[Records from a collection]
——————
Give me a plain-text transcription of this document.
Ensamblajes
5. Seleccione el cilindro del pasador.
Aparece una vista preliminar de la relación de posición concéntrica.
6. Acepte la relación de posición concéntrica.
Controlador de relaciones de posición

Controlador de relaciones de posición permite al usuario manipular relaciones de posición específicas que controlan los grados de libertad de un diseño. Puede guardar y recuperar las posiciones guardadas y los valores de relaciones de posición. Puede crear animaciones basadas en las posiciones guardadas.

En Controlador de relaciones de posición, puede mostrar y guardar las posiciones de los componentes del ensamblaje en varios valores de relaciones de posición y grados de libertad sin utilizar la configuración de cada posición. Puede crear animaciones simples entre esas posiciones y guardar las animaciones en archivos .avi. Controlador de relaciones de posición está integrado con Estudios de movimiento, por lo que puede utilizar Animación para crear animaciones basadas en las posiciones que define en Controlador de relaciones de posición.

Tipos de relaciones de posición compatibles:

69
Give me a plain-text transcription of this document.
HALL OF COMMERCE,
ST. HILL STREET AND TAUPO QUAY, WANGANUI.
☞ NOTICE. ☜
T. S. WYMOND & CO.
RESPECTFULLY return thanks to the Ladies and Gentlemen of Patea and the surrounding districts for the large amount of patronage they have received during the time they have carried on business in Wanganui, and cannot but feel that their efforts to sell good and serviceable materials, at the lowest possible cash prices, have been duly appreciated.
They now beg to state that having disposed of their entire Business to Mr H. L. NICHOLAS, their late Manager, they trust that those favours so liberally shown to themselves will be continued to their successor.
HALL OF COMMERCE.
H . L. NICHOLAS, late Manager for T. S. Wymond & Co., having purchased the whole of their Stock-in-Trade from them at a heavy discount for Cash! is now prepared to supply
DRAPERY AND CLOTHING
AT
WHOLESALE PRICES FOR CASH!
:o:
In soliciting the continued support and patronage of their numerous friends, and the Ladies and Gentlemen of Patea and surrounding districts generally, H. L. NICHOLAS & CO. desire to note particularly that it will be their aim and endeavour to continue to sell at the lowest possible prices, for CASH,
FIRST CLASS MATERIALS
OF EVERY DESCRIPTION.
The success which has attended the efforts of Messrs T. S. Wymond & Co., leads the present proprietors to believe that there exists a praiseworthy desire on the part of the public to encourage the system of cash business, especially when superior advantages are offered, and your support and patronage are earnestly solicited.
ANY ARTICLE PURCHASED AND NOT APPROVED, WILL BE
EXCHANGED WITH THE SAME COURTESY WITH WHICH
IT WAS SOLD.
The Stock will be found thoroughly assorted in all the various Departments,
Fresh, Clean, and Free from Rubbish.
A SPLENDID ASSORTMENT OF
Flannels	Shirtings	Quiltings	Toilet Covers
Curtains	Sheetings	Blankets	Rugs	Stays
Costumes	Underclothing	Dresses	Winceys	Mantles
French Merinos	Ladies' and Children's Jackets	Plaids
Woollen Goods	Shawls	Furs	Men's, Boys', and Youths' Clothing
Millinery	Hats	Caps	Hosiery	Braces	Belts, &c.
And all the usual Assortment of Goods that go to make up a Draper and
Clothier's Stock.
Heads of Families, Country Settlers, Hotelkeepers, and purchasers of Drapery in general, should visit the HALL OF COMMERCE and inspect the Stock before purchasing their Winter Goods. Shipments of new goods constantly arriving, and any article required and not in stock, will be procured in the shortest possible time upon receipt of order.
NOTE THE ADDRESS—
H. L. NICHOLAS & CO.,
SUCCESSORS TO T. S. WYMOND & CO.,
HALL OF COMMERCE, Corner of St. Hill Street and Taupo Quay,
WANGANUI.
——————
What to do -> State how many lines in the entries above include the word "COMMERCE"; reply with the number alone.

Result for this task -> 4